▸ **GOAL OF THE EXERCISE**
The data below should be printed in full, exactly, and without any of its images.

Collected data

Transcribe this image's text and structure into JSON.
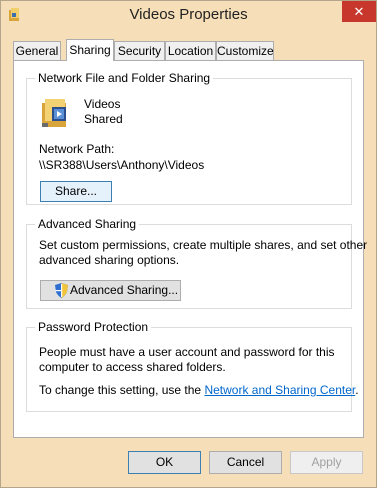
{
  "window": {
    "title": "Videos Properties",
    "close_glyph": "✕"
  },
  "tabs": [
    {
      "label": "General"
    },
    {
      "label": "Sharing"
    },
    {
      "label": "Security"
    },
    {
      "label": "Location"
    },
    {
      "label": "Customize"
    }
  ],
  "network_sharing": {
    "legend": "Network File and Folder Sharing",
    "folder_name": "Videos",
    "share_status": "Shared",
    "path_label": "Network Path:",
    "path_value": "\\\\SR388\\Users\\Anthony\\Videos",
    "share_button": "Share..."
  },
  "advanced_sharing": {
    "legend": "Advanced Sharing",
    "description_line1": "Set custom permissions, create multiple shares, and set other",
    "description_line2": "advanced sharing options.",
    "button": "Advanced Sharing..."
  },
  "password_protection": {
    "legend": "Password Protection",
    "line1": "People must have a user account and password for this",
    "line2": "computer to access shared folders.",
    "change_prefix": "To change this setting, use the ",
    "link_text": "Network and Sharing Center",
    "change_suffix": "."
  },
  "footer": {
    "ok": "OK",
    "cancel": "Cancel",
    "apply": "Apply"
  },
  "colors": {
    "titlebar": "#f6dfb8",
    "close": "#c7372c",
    "link": "#0066cc"
  }
}
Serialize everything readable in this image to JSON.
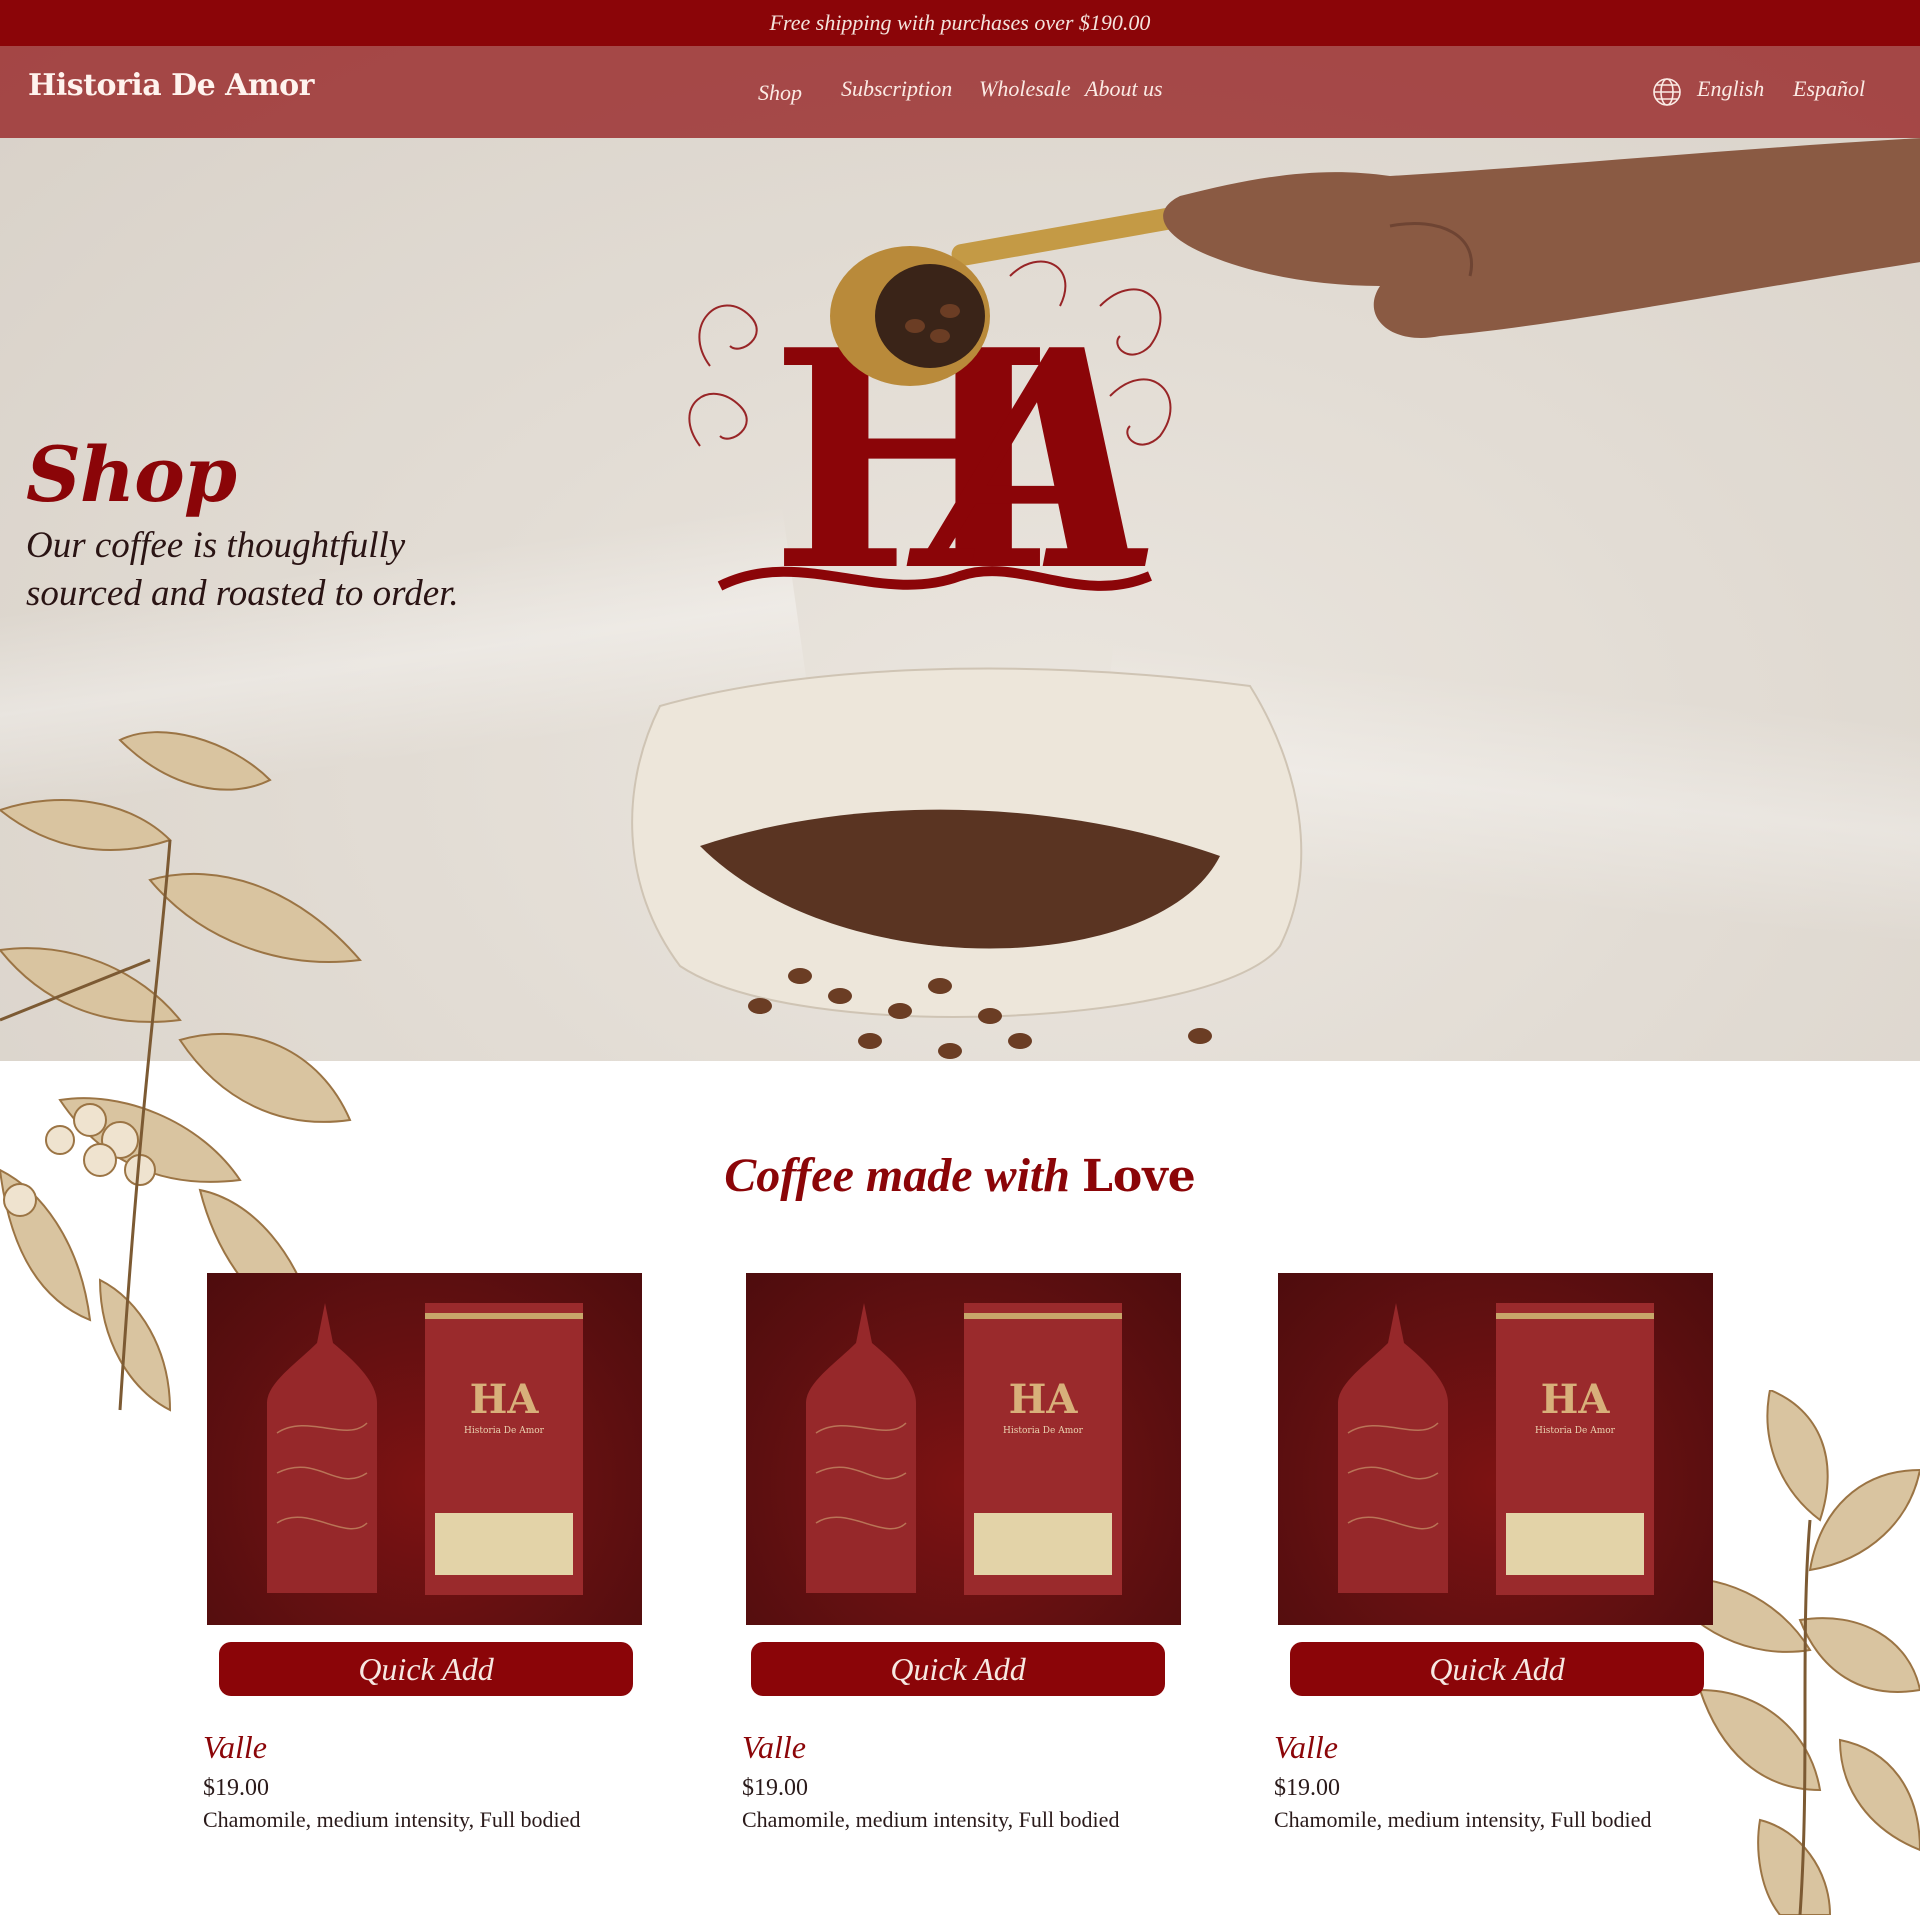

▸ **FULL RESPONSE**
Transcribe this image's text and structure into JSON.
{
  "window": {
    "title": "Videos Properties",
    "close_glyph": "✕"
  },
  "tabs": [
    {
      "label": "General"
    },
    {
      "label": "Sharing"
    },
    {
      "label": "Security"
    },
    {
      "label": "Location"
    },
    {
      "label": "Customize"
    }
  ],
  "network_sharing": {
    "legend": "Network File and Folder Sharing",
    "folder_name": "Videos",
    "share_status": "Shared",
    "path_label": "Network Path:",
    "path_value": "\\\\SR388\\Users\\Anthony\\Videos",
    "share_button": "Share..."
  },
  "advanced_sharing": {
    "legend": "Advanced Sharing",
    "description_line1": "Set custom permissions, create multiple shares, and set other",
    "description_line2": "advanced sharing options.",
    "button": "Advanced Sharing..."
  },
  "password_protection": {
    "legend": "Password Protection",
    "line1": "People must have a user account and password for this",
    "line2": "computer to access shared folders.",
    "change_prefix": "To change this setting, use the ",
    "link_text": "Network and Sharing Center",
    "change_suffix": "."
  },
  "footer": {
    "ok": "OK",
    "cancel": "Cancel",
    "apply": "Apply"
  },
  "colors": {
    "titlebar": "#f6dfb8",
    "close": "#c7372c",
    "link": "#0066cc"
  }
}
Serialize everything readable in this image to JSON.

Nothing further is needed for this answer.